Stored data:
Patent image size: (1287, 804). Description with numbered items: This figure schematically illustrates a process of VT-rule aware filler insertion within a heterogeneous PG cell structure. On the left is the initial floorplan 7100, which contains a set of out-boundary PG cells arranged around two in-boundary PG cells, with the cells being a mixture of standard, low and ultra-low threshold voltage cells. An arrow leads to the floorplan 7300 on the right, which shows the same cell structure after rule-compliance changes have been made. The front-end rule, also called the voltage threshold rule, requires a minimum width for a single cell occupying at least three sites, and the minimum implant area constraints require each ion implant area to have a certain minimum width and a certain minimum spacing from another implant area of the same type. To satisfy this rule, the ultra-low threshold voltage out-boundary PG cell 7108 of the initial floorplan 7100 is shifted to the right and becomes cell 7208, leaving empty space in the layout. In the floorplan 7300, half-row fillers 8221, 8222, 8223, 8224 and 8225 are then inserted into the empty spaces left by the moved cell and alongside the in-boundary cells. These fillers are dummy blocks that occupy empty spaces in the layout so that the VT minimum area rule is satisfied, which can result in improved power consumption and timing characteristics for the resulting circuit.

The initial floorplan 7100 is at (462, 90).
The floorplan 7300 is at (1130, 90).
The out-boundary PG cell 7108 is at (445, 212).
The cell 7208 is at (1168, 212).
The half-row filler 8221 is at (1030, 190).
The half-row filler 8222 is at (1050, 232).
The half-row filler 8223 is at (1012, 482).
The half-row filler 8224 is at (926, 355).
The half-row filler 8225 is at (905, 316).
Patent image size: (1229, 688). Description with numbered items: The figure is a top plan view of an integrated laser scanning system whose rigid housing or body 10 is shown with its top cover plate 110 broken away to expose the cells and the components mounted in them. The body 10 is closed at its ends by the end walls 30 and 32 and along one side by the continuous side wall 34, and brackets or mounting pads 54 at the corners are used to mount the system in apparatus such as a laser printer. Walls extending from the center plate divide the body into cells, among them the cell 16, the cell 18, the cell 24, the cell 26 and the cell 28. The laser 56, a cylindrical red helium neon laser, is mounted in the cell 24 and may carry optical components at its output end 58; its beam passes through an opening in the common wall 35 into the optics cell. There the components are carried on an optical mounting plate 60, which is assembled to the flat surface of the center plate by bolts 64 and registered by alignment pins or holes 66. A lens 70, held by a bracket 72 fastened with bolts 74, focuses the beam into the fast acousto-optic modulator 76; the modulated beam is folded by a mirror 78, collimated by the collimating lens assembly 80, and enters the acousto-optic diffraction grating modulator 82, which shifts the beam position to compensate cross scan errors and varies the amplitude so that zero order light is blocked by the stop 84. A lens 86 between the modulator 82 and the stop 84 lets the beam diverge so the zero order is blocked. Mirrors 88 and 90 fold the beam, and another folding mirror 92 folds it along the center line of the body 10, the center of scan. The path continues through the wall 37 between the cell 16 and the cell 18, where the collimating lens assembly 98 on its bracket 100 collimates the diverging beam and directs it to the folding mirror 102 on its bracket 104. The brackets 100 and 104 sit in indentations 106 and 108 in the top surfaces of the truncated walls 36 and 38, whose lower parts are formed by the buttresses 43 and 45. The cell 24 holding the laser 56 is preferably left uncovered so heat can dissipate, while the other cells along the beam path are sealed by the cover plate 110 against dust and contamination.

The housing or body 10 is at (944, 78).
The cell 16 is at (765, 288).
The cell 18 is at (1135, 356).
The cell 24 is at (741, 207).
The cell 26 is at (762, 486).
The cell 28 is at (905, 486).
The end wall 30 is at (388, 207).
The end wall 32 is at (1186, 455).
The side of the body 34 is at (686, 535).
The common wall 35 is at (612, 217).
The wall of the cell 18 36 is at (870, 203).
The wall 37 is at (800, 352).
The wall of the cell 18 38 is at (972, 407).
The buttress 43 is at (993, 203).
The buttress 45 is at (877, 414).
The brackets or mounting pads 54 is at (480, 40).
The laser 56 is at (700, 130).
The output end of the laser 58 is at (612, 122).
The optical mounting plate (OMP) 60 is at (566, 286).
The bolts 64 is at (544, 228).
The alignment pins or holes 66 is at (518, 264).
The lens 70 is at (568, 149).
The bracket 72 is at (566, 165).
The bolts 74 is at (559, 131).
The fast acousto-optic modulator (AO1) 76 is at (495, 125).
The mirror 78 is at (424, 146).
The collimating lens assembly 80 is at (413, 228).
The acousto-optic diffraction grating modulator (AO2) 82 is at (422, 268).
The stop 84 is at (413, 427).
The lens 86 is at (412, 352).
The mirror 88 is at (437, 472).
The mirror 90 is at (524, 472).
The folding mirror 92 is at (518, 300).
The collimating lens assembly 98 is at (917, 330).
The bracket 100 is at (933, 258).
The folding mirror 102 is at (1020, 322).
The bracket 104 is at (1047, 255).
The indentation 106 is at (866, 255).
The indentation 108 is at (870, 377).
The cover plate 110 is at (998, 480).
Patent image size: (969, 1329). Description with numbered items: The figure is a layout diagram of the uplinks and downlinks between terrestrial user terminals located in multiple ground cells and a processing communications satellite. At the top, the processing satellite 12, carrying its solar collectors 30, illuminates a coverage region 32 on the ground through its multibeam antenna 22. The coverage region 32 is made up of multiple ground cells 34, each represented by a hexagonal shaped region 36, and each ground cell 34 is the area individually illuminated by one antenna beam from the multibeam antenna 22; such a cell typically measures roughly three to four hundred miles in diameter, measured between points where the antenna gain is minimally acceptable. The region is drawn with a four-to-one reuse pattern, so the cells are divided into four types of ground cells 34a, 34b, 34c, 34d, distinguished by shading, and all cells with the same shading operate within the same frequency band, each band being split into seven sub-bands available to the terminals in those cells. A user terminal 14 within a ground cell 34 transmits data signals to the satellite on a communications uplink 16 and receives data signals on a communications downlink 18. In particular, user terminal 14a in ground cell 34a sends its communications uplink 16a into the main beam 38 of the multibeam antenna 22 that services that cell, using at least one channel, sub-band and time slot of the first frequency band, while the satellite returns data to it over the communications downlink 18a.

Goal of the exercise :: Print every entry exactly.

Task output ::
Patent image size: (1287, 804). Description with numbered items: This figure schematically illustrates a process of VT-rule aware filler insertion within a heterogeneous PG cell structure. On the left is the initial floorplan 7100, which contains a set of out-boundary PG cells arranged around two in-boundary PG cells, with the cells being a mixture of standard, low and ultra-low threshold voltage cells. An arrow leads to the floorplan 7300 on the right, which shows the same cell structure after rule-compliance changes have been made. The front-end rule, also called the voltage threshold rule, requires a minimum width for a single cell occupying at least three sites, and the minimum implant area constraints require each ion implant area to have a certain minimum width and a certain minimum spacing from another implant area of the same type. To satisfy this rule, the ultra-low threshold voltage out-boundary PG cell 7108 of the initial floorplan 7100 is shifted to the right and becomes cell 7208, leaving empty space in the layout. In the floorplan 7300, half-row fillers 8221, 8222, 8223, 8224 and 8225 are then inserted into the empty spaces left by the moved cell and alongside the in-boundary cells. These fillers are dummy blocks that occupy empty spaces in the layout so that the VT minimum area rule is satisfied, which can result in improved power consumption and timing characteristics for the resulting circuit.

The initial floorplan 7100 is at (462, 90).
The floorplan 7300 is at (1130, 90).
The out-boundary PG cell 7108 is at (445, 212).
The cell 7208 is at (1168, 212).
The half-row filler 8221 is at (1030, 190).
The half-row filler 8222 is at (1050, 232).
The half-row filler 8223 is at (1012, 482).
The half-row filler 8224 is at (926, 355).
The half-row filler 8225 is at (905, 316).
Patent image size: (1229, 688). Description with numbered items: The figure is a top plan view of an integrated laser scanning system whose rigid housing or body 10 is shown with its top cover plate 110 broken away to expose the cells and the components mounted in them. The body 10 is closed at its ends by the end walls 30 and 32 and along one side by the continuous side wall 34, and brackets or mounting pads 54 at the corners are used to mount the system in apparatus such as a laser printer. Walls extending from the center plate divide the body into cells, among them the cell 16, the cell 18, the cell 24, the cell 26 and the cell 28. The laser 56, a cylindrical red helium neon laser, is mounted in the cell 24 and may carry optical components at its output end 58; its beam passes through an opening in the common wall 35 into the optics cell. There the components are carried on an optical mounting plate 60, which is assembled to the flat surface of the center plate by bolts 64 and registered by alignment pins or holes 66. A lens 70, held by a bracket 72 fastened with bolts 74, focuses the beam into the fast acousto-optic modulator 76; the modulated beam is folded by a mirror 78, collimated by the collimating lens assembly 80, and enters the acousto-optic diffraction grating modulator 82, which shifts the beam position to compensate cross scan errors and varies the amplitude so that zero order light is blocked by the stop 84. A lens 86 between the modulator 82 and the stop 84 lets the beam diverge so the zero order is blocked. Mirrors 88 and 90 fold the beam, and another folding mirror 92 folds it along the center line of the body 10, the center of scan. The path continues through the wall 37 between the cell 16 and the cell 18, where the collimating lens assembly 98 on its bracket 100 collimates the diverging beam and directs it to the folding mirror 102 on its bracket 104. The brackets 100 and 104 sit in indentations 106 and 108 in the top surfaces of the truncated walls 36 and 38, whose lower parts are formed by the buttresses 43 and 45. The cell 24 holding the laser 56 is preferably left uncovered so heat can dissipate, while the other cells along the beam path are sealed by the cover plate 110 against dust and contamination.

The housing or body 10 is at (944, 78).
The cell 16 is at (765, 288).
The cell 18 is at (1135, 356).
The cell 24 is at (741, 207).
The cell 26 is at (762, 486).
The cell 28 is at (905, 486).
The end wall 30 is at (388, 207).
The end wall 32 is at (1186, 455).
The side of the body 34 is at (686, 535).
The common wall 35 is at (612, 217).
The wall of the cell 18 36 is at (870, 203).
The wall 37 is at (800, 352).
The wall of the cell 18 38 is at (972, 407).
The buttress 43 is at (993, 203).
The buttress 45 is at (877, 414).
The brackets or mounting pads 54 is at (480, 40).
The laser 56 is at (700, 130).
The output end of the laser 58 is at (612, 122).
The optical mounting plate (OMP) 60 is at (566, 286).
The bolts 64 is at (544, 228).
The alignment pins or holes 66 is at (518, 264).
The lens 70 is at (568, 149).
The bracket 72 is at (566, 165).
The bolts 74 is at (559, 131).
The fast acousto-optic modulator (AO1) 76 is at (495, 125).
The mirror 78 is at (424, 146).
The collimating lens assembly 80 is at (413, 228).
The acousto-optic diffraction grating modulator (AO2) 82 is at (422, 268).
The stop 84 is at (413, 427).
The lens 86 is at (412, 352).
The mirror 88 is at (437, 472).
The mirror 90 is at (524, 472).
The folding mirror 92 is at (518, 300).
The collimating lens assembly 98 is at (917, 330).
The bracket 100 is at (933, 258).
The folding mirror 102 is at (1020, 322).
The bracket 104 is at (1047, 255).
The indentation 106 is at (866, 255).
The indentation 108 is at (870, 377).
The cover plate 110 is at (998, 480).
Patent image size: (969, 1329). Description with numbered items: The figure is a layout diagram of the uplinks and downlinks between terrestrial user terminals located in multiple ground cells and a processing communications satellite. At the top, the processing satellite 12, carrying its solar collectors 30, illuminates a coverage region 32 on the ground through its multibeam antenna 22. The coverage region 32 is made up of multiple ground cells 34, each represented by a hexagonal shaped region 36, and each ground cell 34 is the area individually illuminated by one antenna beam from the multibeam antenna 22; such a cell typically measures roughly three to four hundred miles in diameter, measured between points where the antenna gain is minimally acceptable. The region is drawn with a four-to-one reuse pattern, so the cells are divided into four types of ground cells 34a, 34b, 34c, 34d, distinguished by shading, and all cells with the same shading operate within the same frequency band, each band being split into seven sub-bands available to the terminals in those cells. A user terminal 14 within a ground cell 34 transmits data signals to the satellite on a communications uplink 16 and receives data signals on a communications downlink 18. In particular, user terminal 14a in ground cell 34a sends its communications uplink 16a into the main beam 38 of the multibeam antenna 22 that services that cell, using at least one channel, sub-band and time slot of the first frequency band, while the satellite returns data to it over the communications downlink 18a.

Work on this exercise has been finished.